__REQUEST__:
Reproduce the records exactly.

Stored entries
** Begin **

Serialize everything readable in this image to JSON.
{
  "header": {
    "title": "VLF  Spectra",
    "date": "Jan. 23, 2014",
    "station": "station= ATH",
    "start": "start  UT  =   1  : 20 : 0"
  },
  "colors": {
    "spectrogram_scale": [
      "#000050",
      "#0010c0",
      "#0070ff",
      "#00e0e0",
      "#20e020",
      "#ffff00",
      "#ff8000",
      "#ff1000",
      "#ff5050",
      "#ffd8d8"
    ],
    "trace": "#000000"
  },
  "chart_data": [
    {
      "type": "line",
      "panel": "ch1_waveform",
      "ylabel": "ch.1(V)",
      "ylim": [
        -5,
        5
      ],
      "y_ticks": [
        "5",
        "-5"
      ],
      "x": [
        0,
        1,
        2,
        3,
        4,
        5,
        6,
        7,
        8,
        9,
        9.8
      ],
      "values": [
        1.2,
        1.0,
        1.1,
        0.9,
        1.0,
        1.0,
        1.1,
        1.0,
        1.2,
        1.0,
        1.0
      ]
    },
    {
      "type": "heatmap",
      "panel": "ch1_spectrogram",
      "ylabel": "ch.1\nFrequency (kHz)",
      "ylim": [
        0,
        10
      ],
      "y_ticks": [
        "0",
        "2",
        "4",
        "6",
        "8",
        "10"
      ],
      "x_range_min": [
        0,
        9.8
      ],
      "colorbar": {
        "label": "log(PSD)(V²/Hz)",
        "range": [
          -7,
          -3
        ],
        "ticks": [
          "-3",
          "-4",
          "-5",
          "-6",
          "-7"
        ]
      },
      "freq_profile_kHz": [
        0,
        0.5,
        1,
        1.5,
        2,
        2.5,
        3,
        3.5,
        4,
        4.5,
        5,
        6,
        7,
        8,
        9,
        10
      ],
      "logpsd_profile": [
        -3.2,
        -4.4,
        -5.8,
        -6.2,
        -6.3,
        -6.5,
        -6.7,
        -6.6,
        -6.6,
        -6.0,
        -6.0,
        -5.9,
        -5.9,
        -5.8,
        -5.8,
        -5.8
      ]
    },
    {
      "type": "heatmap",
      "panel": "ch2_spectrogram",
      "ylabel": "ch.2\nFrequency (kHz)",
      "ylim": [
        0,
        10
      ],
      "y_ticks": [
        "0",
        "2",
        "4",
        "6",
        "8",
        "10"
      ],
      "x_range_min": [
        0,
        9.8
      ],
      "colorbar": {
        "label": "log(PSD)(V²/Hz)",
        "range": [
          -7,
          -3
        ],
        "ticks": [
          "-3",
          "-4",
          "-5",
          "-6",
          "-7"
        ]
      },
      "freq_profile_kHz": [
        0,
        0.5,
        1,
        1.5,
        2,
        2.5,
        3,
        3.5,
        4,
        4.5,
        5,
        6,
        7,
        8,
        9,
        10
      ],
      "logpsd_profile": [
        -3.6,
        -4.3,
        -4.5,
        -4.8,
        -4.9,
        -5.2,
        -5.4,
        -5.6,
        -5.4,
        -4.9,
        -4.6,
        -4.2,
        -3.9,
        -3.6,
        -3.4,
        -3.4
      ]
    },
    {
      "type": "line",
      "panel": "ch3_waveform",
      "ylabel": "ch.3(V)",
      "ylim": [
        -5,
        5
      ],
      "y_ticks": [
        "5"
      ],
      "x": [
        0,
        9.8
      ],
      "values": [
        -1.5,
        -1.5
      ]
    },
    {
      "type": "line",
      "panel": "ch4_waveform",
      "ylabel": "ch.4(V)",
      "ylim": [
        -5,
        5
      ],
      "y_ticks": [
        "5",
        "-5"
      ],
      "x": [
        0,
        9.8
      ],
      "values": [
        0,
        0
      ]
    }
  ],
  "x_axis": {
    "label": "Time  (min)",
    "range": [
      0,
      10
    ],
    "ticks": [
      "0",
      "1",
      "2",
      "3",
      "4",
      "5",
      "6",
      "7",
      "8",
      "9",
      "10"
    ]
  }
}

** End **

__THE REPLY__:
Serialize everything readable in this image to JSON.
{
  "header": {
    "title": "VLF  Spectra",
    "date": "Jan. 23, 2014",
    "station": "station= ATH",
    "start": "start  UT  =   1  : 20 : 0"
  },
  "colors": {
    "spectrogram_scale": [
      "#000050",
      "#0010c0",
      "#0070ff",
      "#00e0e0",
      "#20e020",
      "#ffff00",
      "#ff8000",
      "#ff1000",
      "#ff5050",
      "#ffd8d8"
    ],
    "trace": "#000000"
  },
  "chart_data": [
    {
      "type": "line",
      "panel": "ch1_waveform",
      "ylabel": "ch.1(V)",
      "ylim": [
        -5,
        5
      ],
      "y_ticks": [
        "5",
        "-5"
      ],
      "x": [
        0,
        1,
        2,
        3,
        4,
        5,
        6,
        7,
        8,
        9,
        9.8
      ],
      "values": [
        1.2,
        1.0,
        1.1,
        0.9,
        1.0,
        1.0,
        1.1,
        1.0,
        1.2,
        1.0,
        1.0
      ]
    },
    {
      "type": "heatmap",
      "panel": "ch1_spectrogram",
      "ylabel": "ch.1\nFrequency (kHz)",
      "ylim": [
        0,
        10
      ],
      "y_ticks": [
        "0",
        "2",
        "4",
        "6",
        "8",
        "10"
      ],
      "x_range_min": [
        0,
        9.8
      ],
      "colorbar": {
        "label": "log(PSD)(V²/Hz)",
        "range": [
          -7,
          -3
        ],
        "ticks": [
          "-3",
          "-4",
          "-5",
          "-6",
          "-7"
        ]
      },
      "freq_profile_kHz": [
        0,
        0.5,
        1,
        1.5,
        2,
        2.5,
        3,
        3.5,
        4,
        4.5,
        5,
        6,
        7,
        8,
        9,
        10
      ],
      "logpsd_profile": [
        -3.2,
        -4.4,
        -5.8,
        -6.2,
        -6.3,
        -6.5,
        -6.7,
        -6.6,
        -6.6,
        -6.0,
        -6.0,
        -5.9,
        -5.9,
        -5.8,
        -5.8,
        -5.8
      ]
    },
    {
      "type": "heatmap",
      "panel": "ch2_spectrogram",
      "ylabel": "ch.2\nFrequency (kHz)",
      "ylim": [
        0,
        10
      ],
      "y_ticks": [
        "0",
        "2",
        "4",
        "6",
        "8",
        "10"
      ],
      "x_range_min": [
        0,
        9.8
      ],
      "colorbar": {
        "label": "log(PSD)(V²/Hz)",
        "range": [
          -7,
          -3
        ],
        "ticks": [
          "-3",
          "-4",
          "-5",
          "-6",
          "-7"
        ]
      },
      "freq_profile_kHz": [
        0,
        0.5,
        1,
        1.5,
        2,
        2.5,
        3,
        3.5,
        4,
        4.5,
        5,
        6,
        7,
        8,
        9,
        10
      ],
      "logpsd_profile": [
        -3.6,
        -4.3,
        -4.5,
        -4.8,
        -4.9,
        -5.2,
        -5.4,
        -5.6,
        -5.4,
        -4.9,
        -4.6,
        -4.2,
        -3.9,
        -3.6,
        -3.4,
        -3.4
      ]
    },
    {
      "type": "line",
      "panel": "ch3_waveform",
      "ylabel": "ch.3(V)",
      "ylim": [
        -5,
        5
      ],
      "y_ticks": [
        "5"
      ],
      "x": [
        0,
        9.8
      ],
      "values": [
        -1.5,
        -1.5
      ]
    },
    {
      "type": "line",
      "panel": "ch4_waveform",
      "ylabel": "ch.4(V)",
      "ylim": [
        -5,
        5
      ],
      "y_ticks": [
        "5",
        "-5"
      ],
      "x": [
        0,
        9.8
      ],
      "values": [
        0,
        0
      ]
    }
  ],
  "x_axis": {
    "label": "Time  (min)",
    "range": [
      0,
      10
    ],
    "ticks": [
      "0",
      "1",
      "2",
      "3",
      "4",
      "5",
      "6",
      "7",
      "8",
      "9",
      "10"
    ]
  }
}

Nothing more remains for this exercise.